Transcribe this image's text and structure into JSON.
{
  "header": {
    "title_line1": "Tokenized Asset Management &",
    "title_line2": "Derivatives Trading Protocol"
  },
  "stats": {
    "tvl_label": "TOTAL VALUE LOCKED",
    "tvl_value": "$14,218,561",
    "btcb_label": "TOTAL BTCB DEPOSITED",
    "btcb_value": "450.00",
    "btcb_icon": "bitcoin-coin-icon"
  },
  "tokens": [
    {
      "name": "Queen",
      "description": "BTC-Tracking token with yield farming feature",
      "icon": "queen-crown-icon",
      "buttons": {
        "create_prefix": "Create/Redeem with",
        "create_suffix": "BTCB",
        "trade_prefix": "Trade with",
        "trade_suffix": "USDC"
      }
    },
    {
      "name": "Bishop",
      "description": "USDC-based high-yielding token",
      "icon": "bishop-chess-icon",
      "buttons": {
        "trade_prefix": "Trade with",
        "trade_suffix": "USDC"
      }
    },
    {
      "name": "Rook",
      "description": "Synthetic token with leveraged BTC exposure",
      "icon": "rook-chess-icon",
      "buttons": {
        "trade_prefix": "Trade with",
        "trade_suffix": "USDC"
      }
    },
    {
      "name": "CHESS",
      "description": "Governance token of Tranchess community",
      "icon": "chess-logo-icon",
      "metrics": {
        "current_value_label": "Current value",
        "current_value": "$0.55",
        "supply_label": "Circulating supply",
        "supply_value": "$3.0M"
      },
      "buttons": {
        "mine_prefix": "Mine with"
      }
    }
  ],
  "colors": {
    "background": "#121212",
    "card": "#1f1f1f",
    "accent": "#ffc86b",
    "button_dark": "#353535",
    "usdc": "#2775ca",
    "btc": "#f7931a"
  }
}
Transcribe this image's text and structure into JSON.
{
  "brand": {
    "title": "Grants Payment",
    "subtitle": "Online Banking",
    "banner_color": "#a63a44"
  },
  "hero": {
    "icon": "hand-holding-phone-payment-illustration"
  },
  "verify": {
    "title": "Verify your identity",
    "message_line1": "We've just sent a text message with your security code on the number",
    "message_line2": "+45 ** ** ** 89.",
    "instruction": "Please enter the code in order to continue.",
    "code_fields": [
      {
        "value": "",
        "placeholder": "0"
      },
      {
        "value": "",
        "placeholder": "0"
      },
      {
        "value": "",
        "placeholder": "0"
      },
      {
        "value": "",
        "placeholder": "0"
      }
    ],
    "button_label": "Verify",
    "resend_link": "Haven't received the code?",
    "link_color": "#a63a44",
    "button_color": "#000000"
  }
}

========================================================================

◆ YOUR INSTRUCTIONS ◆
Repeat the data above exactly.

◆ SOLUTION ◆
Transcribe this image's text and structure into JSON.
{
  "header": {
    "title_line1": "Tokenized Asset Management &",
    "title_line2": "Derivatives Trading Protocol"
  },
  "stats": {
    "tvl_label": "TOTAL VALUE LOCKED",
    "tvl_value": "$14,218,561",
    "btcb_label": "TOTAL BTCB DEPOSITED",
    "btcb_value": "450.00",
    "btcb_icon": "bitcoin-coin-icon"
  },
  "tokens": [
    {
      "name": "Queen",
      "description": "BTC-Tracking token with yield farming feature",
      "icon": "queen-crown-icon",
      "buttons": {
        "create_prefix": "Create/Redeem with",
        "create_suffix": "BTCB",
        "trade_prefix": "Trade with",
        "trade_suffix": "USDC"
      }
    },
    {
      "name": "Bishop",
      "description": "USDC-based high-yielding token",
      "icon": "bishop-chess-icon",
      "buttons": {
        "trade_prefix": "Trade with",
        "trade_suffix": "USDC"
      }
    },
    {
      "name": "Rook",
      "description": "Synthetic token with leveraged BTC exposure",
      "icon": "rook-chess-icon",
      "buttons": {
        "trade_prefix": "Trade with",
        "trade_suffix": "USDC"
      }
    },
    {
      "name": "CHESS",
      "description": "Governance token of Tranchess community",
      "icon": "chess-logo-icon",
      "metrics": {
        "current_value_label": "Current value",
        "current_value": "$0.55",
        "supply_label": "Circulating supply",
        "supply_value": "$3.0M"
      },
      "buttons": {
        "mine_prefix": "Mine with"
      }
    }
  ],
  "colors": {
    "background": "#121212",
    "card": "#1f1f1f",
    "accent": "#ffc86b",
    "button_dark": "#353535",
    "usdc": "#2775ca",
    "btc": "#f7931a"
  }
}
Transcribe this image's text and structure into JSON.
{
  "brand": {
    "title": "Grants Payment",
    "subtitle": "Online Banking",
    "banner_color": "#a63a44"
  },
  "hero": {
    "icon": "hand-holding-phone-payment-illustration"
  },
  "verify": {
    "title": "Verify your identity",
    "message_line1": "We've just sent a text message with your security code on the number",
    "message_line2": "+45 ** ** ** 89.",
    "instruction": "Please enter the code in order to continue.",
    "code_fields": [
      {
        "value": "",
        "placeholder": "0"
      },
      {
        "value": "",
        "placeholder": "0"
      },
      {
        "value": "",
        "placeholder": "0"
      },
      {
        "value": "",
        "placeholder": "0"
      }
    ],
    "button_label": "Verify",
    "resend_link": "Haven't received the code?",
    "link_color": "#a63a44",
    "button_color": "#000000"
  }
}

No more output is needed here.